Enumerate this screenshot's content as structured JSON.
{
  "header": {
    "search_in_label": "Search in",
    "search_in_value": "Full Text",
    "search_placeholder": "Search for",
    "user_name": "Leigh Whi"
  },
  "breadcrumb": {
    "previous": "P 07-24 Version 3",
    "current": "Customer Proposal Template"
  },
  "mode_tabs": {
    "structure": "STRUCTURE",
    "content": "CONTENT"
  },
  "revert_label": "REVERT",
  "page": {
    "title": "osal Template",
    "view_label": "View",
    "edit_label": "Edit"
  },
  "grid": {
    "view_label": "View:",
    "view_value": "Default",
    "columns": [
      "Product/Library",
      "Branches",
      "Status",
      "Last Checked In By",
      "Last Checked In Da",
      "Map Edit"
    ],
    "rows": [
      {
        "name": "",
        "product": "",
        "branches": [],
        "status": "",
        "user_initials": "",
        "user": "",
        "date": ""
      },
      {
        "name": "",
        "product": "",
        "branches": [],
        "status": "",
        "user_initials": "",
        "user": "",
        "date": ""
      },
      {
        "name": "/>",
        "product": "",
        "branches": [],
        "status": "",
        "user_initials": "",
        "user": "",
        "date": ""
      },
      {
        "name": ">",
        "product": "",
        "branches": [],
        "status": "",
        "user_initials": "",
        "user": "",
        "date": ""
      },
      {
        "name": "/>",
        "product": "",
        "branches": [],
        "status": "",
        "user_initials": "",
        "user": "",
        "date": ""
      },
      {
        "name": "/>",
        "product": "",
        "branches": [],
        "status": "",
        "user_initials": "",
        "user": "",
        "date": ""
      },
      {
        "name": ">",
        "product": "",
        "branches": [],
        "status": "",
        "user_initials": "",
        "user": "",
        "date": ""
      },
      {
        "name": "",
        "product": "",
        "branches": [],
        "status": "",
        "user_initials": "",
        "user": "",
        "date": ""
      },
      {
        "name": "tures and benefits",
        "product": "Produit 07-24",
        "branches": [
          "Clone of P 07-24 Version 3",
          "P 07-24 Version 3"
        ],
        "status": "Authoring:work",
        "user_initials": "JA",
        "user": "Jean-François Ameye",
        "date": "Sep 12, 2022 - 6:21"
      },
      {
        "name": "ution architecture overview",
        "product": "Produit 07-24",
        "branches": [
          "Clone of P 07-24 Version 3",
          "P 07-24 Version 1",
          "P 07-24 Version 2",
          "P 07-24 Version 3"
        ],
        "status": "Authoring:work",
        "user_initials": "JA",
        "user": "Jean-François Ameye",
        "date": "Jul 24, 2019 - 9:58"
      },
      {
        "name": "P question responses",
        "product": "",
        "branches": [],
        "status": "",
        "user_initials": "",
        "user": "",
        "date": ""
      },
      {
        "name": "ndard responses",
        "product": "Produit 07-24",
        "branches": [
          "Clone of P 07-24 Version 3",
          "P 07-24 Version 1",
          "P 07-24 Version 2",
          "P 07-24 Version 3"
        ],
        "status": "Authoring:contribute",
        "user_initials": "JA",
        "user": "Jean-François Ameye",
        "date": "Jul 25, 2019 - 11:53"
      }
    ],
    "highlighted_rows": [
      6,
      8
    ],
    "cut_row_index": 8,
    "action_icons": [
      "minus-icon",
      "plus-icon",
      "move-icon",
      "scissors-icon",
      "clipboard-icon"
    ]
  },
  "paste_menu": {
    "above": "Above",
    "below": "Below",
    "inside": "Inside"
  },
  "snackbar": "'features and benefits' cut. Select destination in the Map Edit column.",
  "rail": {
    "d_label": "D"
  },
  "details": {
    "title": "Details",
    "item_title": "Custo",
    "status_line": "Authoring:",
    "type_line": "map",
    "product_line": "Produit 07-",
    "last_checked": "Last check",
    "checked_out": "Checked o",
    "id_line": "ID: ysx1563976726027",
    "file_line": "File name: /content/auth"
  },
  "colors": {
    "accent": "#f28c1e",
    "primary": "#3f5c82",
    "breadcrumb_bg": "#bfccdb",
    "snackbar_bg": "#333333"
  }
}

▸ Exercise objective
Reproduce the records above exactly as they appear.

▸ Solution to this exercise
Enumerate this screenshot's content as structured JSON.
{
  "header": {
    "search_in_label": "Search in",
    "search_in_value": "Full Text",
    "search_placeholder": "Search for",
    "user_name": "Leigh Whi"
  },
  "breadcrumb": {
    "previous": "P 07-24 Version 3",
    "current": "Customer Proposal Template"
  },
  "mode_tabs": {
    "structure": "STRUCTURE",
    "content": "CONTENT"
  },
  "revert_label": "REVERT",
  "page": {
    "title": "osal Template",
    "view_label": "View",
    "edit_label": "Edit"
  },
  "grid": {
    "view_label": "View:",
    "view_value": "Default",
    "columns": [
      "Product/Library",
      "Branches",
      "Status",
      "Last Checked In By",
      "Last Checked In Da",
      "Map Edit"
    ],
    "rows": [
      {
        "name": "",
        "product": "",
        "branches": [],
        "status": "",
        "user_initials": "",
        "user": "",
        "date": ""
      },
      {
        "name": "",
        "product": "",
        "branches": [],
        "status": "",
        "user_initials": "",
        "user": "",
        "date": ""
      },
      {
        "name": "/>",
        "product": "",
        "branches": [],
        "status": "",
        "user_initials": "",
        "user": "",
        "date": ""
      },
      {
        "name": ">",
        "product": "",
        "branches": [],
        "status": "",
        "user_initials": "",
        "user": "",
        "date": ""
      },
      {
        "name": "/>",
        "product": "",
        "branches": [],
        "status": "",
        "user_initials": "",
        "user": "",
        "date": ""
      },
      {
        "name": "/>",
        "product": "",
        "branches": [],
        "status": "",
        "user_initials": "",
        "user": "",
        "date": ""
      },
      {
        "name": ">",
        "product": "",
        "branches": [],
        "status": "",
        "user_initials": "",
        "user": "",
        "date": ""
      },
      {
        "name": "",
        "product": "",
        "branches": [],
        "status": "",
        "user_initials": "",
        "user": "",
        "date": ""
      },
      {
        "name": "tures and benefits",
        "product": "Produit 07-24",
        "branches": [
          "Clone of P 07-24 Version 3",
          "P 07-24 Version 3"
        ],
        "status": "Authoring:work",
        "user_initials": "JA",
        "user": "Jean-François Ameye",
        "date": "Sep 12, 2022 - 6:21"
      },
      {
        "name": "ution architecture overview",
        "product": "Produit 07-24",
        "branches": [
          "Clone of P 07-24 Version 3",
          "P 07-24 Version 1",
          "P 07-24 Version 2",
          "P 07-24 Version 3"
        ],
        "status": "Authoring:work",
        "user_initials": "JA",
        "user": "Jean-François Ameye",
        "date": "Jul 24, 2019 - 9:58"
      },
      {
        "name": "P question responses",
        "product": "",
        "branches": [],
        "status": "",
        "user_initials": "",
        "user": "",
        "date": ""
      },
      {
        "name": "ndard responses",
        "product": "Produit 07-24",
        "branches": [
          "Clone of P 07-24 Version 3",
          "P 07-24 Version 1",
          "P 07-24 Version 2",
          "P 07-24 Version 3"
        ],
        "status": "Authoring:contribute",
        "user_initials": "JA",
        "user": "Jean-François Ameye",
        "date": "Jul 25, 2019 - 11:53"
      }
    ],
    "highlighted_rows": [
      6,
      8
    ],
    "cut_row_index": 8,
    "action_icons": [
      "minus-icon",
      "plus-icon",
      "move-icon",
      "scissors-icon",
      "clipboard-icon"
    ]
  },
  "paste_menu": {
    "above": "Above",
    "below": "Below",
    "inside": "Inside"
  },
  "snackbar": "'features and benefits' cut. Select destination in the Map Edit column.",
  "rail": {
    "d_label": "D"
  },
  "details": {
    "title": "Details",
    "item_title": "Custo",
    "status_line": "Authoring:",
    "type_line": "map",
    "product_line": "Produit 07-",
    "last_checked": "Last check",
    "checked_out": "Checked o",
    "id_line": "ID: ysx1563976726027",
    "file_line": "File name: /content/auth"
  },
  "colors": {
    "accent": "#f28c1e",
    "primary": "#3f5c82",
    "breadcrumb_bg": "#bfccdb",
    "snackbar_bg": "#333333"
  }
}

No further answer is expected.